Collect all the lines that mention the word "Dunkelheit".

** START OF Extracted data **

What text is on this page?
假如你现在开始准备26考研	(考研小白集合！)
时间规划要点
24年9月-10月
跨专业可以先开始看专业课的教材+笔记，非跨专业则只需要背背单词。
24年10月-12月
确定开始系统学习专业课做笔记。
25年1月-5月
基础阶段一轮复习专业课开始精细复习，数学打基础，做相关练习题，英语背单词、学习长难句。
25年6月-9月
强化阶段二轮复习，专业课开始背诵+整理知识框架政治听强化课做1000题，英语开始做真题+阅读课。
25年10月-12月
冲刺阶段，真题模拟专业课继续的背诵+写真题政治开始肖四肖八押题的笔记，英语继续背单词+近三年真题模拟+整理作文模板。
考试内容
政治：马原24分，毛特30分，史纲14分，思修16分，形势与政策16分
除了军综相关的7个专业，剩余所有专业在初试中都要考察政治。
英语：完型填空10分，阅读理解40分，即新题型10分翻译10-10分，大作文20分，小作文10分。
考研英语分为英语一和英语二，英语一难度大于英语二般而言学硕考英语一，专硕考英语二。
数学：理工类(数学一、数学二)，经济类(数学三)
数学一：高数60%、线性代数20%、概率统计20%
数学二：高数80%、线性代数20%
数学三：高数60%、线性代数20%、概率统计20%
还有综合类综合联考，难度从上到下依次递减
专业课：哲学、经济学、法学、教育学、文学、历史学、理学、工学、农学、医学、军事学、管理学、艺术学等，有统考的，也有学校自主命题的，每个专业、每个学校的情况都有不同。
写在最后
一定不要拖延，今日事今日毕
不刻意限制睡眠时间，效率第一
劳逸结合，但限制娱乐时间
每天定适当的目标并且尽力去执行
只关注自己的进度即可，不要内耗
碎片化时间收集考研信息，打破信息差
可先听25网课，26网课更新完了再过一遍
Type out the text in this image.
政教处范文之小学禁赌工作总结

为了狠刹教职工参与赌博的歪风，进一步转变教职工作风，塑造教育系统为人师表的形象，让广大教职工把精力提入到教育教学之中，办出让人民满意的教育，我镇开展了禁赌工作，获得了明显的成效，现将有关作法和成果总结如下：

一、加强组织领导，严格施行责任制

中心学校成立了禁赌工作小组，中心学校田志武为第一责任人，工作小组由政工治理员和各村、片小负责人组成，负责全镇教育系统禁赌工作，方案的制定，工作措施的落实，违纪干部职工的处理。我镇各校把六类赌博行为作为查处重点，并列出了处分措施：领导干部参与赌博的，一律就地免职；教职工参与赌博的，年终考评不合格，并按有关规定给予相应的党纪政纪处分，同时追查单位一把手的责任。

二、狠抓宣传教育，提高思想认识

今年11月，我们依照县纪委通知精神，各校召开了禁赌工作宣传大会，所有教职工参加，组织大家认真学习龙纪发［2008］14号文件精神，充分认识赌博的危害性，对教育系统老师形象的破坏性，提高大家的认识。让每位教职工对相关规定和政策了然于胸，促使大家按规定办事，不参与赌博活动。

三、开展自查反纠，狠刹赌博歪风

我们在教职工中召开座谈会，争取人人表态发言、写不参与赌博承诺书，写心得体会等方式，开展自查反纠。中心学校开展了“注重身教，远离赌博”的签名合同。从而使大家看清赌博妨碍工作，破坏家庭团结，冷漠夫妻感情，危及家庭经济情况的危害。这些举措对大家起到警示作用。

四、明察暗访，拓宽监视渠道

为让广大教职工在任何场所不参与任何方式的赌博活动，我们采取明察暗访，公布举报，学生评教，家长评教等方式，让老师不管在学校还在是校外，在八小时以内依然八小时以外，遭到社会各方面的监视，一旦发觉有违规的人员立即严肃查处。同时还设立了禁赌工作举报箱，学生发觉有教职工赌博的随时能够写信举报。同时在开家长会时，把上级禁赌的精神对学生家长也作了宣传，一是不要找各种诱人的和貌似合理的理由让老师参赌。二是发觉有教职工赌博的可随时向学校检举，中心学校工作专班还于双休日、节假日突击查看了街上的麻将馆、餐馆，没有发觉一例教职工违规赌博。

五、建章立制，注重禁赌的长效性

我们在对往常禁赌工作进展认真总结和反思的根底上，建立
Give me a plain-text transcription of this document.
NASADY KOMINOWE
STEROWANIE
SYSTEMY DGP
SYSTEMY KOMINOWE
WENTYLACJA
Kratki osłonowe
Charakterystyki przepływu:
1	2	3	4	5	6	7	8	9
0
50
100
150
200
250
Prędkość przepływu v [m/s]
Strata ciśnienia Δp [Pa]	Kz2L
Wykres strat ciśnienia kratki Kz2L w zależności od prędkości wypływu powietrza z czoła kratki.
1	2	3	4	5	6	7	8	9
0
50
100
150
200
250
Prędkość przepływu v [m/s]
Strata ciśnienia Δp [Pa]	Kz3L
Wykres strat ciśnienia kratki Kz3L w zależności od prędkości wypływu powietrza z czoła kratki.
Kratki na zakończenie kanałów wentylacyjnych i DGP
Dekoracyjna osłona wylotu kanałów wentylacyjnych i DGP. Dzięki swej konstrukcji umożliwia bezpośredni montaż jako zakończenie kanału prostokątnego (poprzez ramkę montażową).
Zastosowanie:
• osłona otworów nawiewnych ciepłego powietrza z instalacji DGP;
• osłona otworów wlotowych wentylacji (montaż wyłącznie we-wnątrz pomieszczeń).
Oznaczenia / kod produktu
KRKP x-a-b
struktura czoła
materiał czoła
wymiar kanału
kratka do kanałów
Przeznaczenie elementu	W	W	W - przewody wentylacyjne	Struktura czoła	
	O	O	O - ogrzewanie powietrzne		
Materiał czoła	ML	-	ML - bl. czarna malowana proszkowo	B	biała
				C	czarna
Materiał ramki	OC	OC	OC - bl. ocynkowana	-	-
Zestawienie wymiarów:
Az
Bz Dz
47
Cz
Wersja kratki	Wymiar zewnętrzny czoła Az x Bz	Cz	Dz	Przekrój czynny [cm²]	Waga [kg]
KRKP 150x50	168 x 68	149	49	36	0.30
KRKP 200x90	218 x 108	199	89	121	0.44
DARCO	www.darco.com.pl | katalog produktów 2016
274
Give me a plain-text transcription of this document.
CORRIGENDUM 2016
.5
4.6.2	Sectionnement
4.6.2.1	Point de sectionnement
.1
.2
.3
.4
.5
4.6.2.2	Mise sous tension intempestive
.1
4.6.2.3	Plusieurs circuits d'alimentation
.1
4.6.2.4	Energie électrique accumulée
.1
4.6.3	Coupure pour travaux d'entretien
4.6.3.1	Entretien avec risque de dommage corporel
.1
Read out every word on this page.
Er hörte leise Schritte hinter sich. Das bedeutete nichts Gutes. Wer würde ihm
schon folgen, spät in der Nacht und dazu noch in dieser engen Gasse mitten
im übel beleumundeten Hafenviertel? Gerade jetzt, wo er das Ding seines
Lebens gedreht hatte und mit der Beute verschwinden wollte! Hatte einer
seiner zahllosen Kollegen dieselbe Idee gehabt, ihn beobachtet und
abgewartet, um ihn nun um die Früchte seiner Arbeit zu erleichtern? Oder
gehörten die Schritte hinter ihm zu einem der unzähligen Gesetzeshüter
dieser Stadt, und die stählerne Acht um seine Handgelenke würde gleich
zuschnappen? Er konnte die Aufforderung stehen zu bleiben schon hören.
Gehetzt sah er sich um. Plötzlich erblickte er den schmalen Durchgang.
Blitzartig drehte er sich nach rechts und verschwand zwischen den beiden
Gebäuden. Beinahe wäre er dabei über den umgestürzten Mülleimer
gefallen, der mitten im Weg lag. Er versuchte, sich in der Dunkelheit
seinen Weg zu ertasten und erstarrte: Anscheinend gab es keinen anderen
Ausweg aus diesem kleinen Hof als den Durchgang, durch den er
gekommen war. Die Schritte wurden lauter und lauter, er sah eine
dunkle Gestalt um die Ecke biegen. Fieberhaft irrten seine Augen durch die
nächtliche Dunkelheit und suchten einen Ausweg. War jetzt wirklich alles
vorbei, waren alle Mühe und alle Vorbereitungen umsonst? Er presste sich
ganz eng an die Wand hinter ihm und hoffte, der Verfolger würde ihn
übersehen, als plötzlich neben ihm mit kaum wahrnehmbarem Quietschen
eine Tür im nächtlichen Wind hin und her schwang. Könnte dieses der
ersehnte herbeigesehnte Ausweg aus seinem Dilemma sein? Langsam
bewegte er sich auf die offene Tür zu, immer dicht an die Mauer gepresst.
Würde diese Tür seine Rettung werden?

** END OF Extracted data **

§ **Solution for this exercise**
gefallen, der mitten im Weg lag. Er versuchte, sich in der Dunkelheit
nächtliche Dunkelheit und suchten einen Ausweg. War jetzt wirklich alles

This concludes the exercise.